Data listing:
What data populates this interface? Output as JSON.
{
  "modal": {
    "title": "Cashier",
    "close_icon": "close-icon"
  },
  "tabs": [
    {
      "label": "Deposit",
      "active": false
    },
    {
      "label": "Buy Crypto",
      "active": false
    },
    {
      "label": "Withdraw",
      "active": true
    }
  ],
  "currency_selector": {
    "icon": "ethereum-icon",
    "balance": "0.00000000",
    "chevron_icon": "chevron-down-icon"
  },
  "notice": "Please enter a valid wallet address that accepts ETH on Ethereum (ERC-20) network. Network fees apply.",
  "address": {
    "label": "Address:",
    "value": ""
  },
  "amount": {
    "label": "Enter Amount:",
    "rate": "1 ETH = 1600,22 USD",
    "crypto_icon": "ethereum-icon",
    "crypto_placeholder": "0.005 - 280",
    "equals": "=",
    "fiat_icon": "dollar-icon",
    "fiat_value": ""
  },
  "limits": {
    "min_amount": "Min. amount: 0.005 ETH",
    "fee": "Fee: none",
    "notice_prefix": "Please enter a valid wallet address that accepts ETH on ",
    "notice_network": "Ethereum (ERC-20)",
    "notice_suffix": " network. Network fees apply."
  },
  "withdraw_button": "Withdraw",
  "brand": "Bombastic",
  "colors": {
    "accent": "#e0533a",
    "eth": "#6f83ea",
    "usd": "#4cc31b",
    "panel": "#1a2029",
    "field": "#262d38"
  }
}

:: Directions ::
Which lines hold the string "that"? List them all.

:: Reply ::
  "notice": "Please enter a valid wallet address that accepts ETH on Ethereum (ERC-20) network. Network fees apply.",
    "notice_prefix": "Please enter a valid wallet address that accepts ETH on ",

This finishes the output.